Stored data entries:
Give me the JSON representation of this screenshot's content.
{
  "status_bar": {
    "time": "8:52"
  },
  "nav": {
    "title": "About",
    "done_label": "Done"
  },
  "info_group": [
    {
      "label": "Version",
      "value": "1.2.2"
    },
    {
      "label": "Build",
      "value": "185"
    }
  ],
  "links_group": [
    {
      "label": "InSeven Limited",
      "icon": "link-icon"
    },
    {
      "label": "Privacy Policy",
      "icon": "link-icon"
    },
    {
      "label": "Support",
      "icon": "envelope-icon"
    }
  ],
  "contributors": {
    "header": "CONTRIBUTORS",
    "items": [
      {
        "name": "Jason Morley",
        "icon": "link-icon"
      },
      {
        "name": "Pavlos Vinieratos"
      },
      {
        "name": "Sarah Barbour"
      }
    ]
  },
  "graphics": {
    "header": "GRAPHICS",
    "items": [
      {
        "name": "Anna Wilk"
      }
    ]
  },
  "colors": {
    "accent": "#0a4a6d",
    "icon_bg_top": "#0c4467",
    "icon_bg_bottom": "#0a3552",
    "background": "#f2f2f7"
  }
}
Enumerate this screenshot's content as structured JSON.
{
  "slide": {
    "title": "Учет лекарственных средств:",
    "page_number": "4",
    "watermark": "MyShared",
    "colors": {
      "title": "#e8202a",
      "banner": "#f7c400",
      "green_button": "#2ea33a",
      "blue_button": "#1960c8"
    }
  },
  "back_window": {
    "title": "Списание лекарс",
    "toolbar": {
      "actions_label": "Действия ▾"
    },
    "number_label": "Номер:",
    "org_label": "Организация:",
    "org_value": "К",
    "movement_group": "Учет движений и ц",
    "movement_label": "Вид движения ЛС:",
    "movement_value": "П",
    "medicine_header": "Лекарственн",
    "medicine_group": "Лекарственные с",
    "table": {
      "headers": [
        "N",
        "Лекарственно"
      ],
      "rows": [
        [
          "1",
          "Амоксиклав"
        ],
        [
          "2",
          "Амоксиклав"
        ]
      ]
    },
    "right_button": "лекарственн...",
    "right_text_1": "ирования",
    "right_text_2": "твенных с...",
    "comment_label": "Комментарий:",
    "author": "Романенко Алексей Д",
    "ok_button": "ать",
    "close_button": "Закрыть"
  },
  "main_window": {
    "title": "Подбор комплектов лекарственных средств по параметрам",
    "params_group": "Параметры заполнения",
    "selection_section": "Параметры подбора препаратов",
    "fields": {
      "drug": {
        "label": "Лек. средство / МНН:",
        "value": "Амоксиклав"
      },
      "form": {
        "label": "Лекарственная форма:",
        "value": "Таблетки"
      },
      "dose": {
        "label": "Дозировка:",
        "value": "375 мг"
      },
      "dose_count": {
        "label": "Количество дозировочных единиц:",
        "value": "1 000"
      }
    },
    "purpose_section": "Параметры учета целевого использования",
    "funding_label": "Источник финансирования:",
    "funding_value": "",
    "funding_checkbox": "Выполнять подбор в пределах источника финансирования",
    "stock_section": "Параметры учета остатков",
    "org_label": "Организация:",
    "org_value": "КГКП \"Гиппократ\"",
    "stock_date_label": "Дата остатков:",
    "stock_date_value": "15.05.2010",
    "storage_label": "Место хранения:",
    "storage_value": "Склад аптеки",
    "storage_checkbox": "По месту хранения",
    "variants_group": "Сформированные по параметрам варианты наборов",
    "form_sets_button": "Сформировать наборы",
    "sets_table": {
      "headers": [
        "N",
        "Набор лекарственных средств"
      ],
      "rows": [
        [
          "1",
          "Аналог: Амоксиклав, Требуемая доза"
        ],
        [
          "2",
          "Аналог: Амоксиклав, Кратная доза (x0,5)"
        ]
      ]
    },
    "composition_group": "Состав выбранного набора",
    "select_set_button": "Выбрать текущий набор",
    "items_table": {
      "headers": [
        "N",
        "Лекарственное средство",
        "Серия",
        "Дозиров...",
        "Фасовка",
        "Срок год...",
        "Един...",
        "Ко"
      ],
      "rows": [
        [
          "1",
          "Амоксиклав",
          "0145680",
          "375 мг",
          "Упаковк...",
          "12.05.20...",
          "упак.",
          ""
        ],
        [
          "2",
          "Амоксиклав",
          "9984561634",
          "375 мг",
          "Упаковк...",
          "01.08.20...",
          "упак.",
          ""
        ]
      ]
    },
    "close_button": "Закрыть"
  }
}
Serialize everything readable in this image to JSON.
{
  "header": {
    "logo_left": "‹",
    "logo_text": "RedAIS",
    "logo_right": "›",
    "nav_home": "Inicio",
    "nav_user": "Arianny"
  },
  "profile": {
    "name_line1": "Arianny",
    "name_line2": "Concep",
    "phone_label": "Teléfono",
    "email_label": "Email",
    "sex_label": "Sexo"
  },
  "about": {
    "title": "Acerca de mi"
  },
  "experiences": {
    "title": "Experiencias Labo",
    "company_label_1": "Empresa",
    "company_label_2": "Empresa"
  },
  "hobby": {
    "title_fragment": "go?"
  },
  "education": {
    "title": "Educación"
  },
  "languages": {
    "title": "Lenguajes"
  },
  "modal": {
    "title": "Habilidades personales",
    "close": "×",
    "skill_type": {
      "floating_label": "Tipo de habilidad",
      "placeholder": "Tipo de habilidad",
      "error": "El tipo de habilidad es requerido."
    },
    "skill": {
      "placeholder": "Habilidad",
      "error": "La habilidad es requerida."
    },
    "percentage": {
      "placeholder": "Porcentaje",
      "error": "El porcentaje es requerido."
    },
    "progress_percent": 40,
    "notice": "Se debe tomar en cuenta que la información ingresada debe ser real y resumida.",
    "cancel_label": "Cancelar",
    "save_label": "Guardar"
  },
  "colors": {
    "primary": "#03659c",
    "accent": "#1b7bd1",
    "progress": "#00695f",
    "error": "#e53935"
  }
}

▸ What to work on: Copy the material above verbatim.

▸ Correct response:
Give me the JSON representation of this screenshot's content.
{
  "status_bar": {
    "time": "8:52"
  },
  "nav": {
    "title": "About",
    "done_label": "Done"
  },
  "info_group": [
    {
      "label": "Version",
      "value": "1.2.2"
    },
    {
      "label": "Build",
      "value": "185"
    }
  ],
  "links_group": [
    {
      "label": "InSeven Limited",
      "icon": "link-icon"
    },
    {
      "label": "Privacy Policy",
      "icon": "link-icon"
    },
    {
      "label": "Support",
      "icon": "envelope-icon"
    }
  ],
  "contributors": {
    "header": "CONTRIBUTORS",
    "items": [
      {
        "name": "Jason Morley",
        "icon": "link-icon"
      },
      {
        "name": "Pavlos Vinieratos"
      },
      {
        "name": "Sarah Barbour"
      }
    ]
  },
  "graphics": {
    "header": "GRAPHICS",
    "items": [
      {
        "name": "Anna Wilk"
      }
    ]
  },
  "colors": {
    "accent": "#0a4a6d",
    "icon_bg_top": "#0c4467",
    "icon_bg_bottom": "#0a3552",
    "background": "#f2f2f7"
  }
}
Enumerate this screenshot's content as structured JSON.
{
  "slide": {
    "title": "Учет лекарственных средств:",
    "page_number": "4",
    "watermark": "MyShared",
    "colors": {
      "title": "#e8202a",
      "banner": "#f7c400",
      "green_button": "#2ea33a",
      "blue_button": "#1960c8"
    }
  },
  "back_window": {
    "title": "Списание лекарс",
    "toolbar": {
      "actions_label": "Действия ▾"
    },
    "number_label": "Номер:",
    "org_label": "Организация:",
    "org_value": "К",
    "movement_group": "Учет движений и ц",
    "movement_label": "Вид движения ЛС:",
    "movement_value": "П",
    "medicine_header": "Лекарственн",
    "medicine_group": "Лекарственные с",
    "table": {
      "headers": [
        "N",
        "Лекарственно"
      ],
      "rows": [
        [
          "1",
          "Амоксиклав"
        ],
        [
          "2",
          "Амоксиклав"
        ]
      ]
    },
    "right_button": "лекарственн...",
    "right_text_1": "ирования",
    "right_text_2": "твенных с...",
    "comment_label": "Комментарий:",
    "author": "Романенко Алексей Д",
    "ok_button": "ать",
    "close_button": "Закрыть"
  },
  "main_window": {
    "title": "Подбор комплектов лекарственных средств по параметрам",
    "params_group": "Параметры заполнения",
    "selection_section": "Параметры подбора препаратов",
    "fields": {
      "drug": {
        "label": "Лек. средство / МНН:",
        "value": "Амоксиклав"
      },
      "form": {
        "label": "Лекарственная форма:",
        "value": "Таблетки"
      },
      "dose": {
        "label": "Дозировка:",
        "value": "375 мг"
      },
      "dose_count": {
        "label": "Количество дозировочных единиц:",
        "value": "1 000"
      }
    },
    "purpose_section": "Параметры учета целевого использования",
    "funding_label": "Источник финансирования:",
    "funding_value": "",
    "funding_checkbox": "Выполнять подбор в пределах источника финансирования",
    "stock_section": "Параметры учета остатков",
    "org_label": "Организация:",
    "org_value": "КГКП \"Гиппократ\"",
    "stock_date_label": "Дата остатков:",
    "stock_date_value": "15.05.2010",
    "storage_label": "Место хранения:",
    "storage_value": "Склад аптеки",
    "storage_checkbox": "По месту хранения",
    "variants_group": "Сформированные по параметрам варианты наборов",
    "form_sets_button": "Сформировать наборы",
    "sets_table": {
      "headers": [
        "N",
        "Набор лекарственных средств"
      ],
      "rows": [
        [
          "1",
          "Аналог: Амоксиклав, Требуемая доза"
        ],
        [
          "2",
          "Аналог: Амоксиклав, Кратная доза (x0,5)"
        ]
      ]
    },
    "composition_group": "Состав выбранного набора",
    "select_set_button": "Выбрать текущий набор",
    "items_table": {
      "headers": [
        "N",
        "Лекарственное средство",
        "Серия",
        "Дозиров...",
        "Фасовка",
        "Срок год...",
        "Един...",
        "Ко"
      ],
      "rows": [
        [
          "1",
          "Амоксиклав",
          "0145680",
          "375 мг",
          "Упаковк...",
          "12.05.20...",
          "упак.",
          ""
        ],
        [
          "2",
          "Амоксиклав",
          "9984561634",
          "375 мг",
          "Упаковк...",
          "01.08.20...",
          "упак.",
          ""
        ]
      ]
    },
    "close_button": "Закрыть"
  }
}
Serialize everything readable in this image to JSON.
{
  "header": {
    "logo_left": "‹",
    "logo_text": "RedAIS",
    "logo_right": "›",
    "nav_home": "Inicio",
    "nav_user": "Arianny"
  },
  "profile": {
    "name_line1": "Arianny",
    "name_line2": "Concep",
    "phone_label": "Teléfono",
    "email_label": "Email",
    "sex_label": "Sexo"
  },
  "about": {
    "title": "Acerca de mi"
  },
  "experiences": {
    "title": "Experiencias Labo",
    "company_label_1": "Empresa",
    "company_label_2": "Empresa"
  },
  "hobby": {
    "title_fragment": "go?"
  },
  "education": {
    "title": "Educación"
  },
  "languages": {
    "title": "Lenguajes"
  },
  "modal": {
    "title": "Habilidades personales",
    "close": "×",
    "skill_type": {
      "floating_label": "Tipo de habilidad",
      "placeholder": "Tipo de habilidad",
      "error": "El tipo de habilidad es requerido."
    },
    "skill": {
      "placeholder": "Habilidad",
      "error": "La habilidad es requerida."
    },
    "percentage": {
      "placeholder": "Porcentaje",
      "error": "El porcentaje es requerido."
    },
    "progress_percent": 40,
    "notice": "Se debe tomar en cuenta que la información ingresada debe ser real y resumida.",
    "cancel_label": "Cancelar",
    "save_label": "Guardar"
  },
  "colors": {
    "primary": "#03659c",
    "accent": "#1b7bd1",
    "progress": "#00695f",
    "error": "#e53935"
  }
}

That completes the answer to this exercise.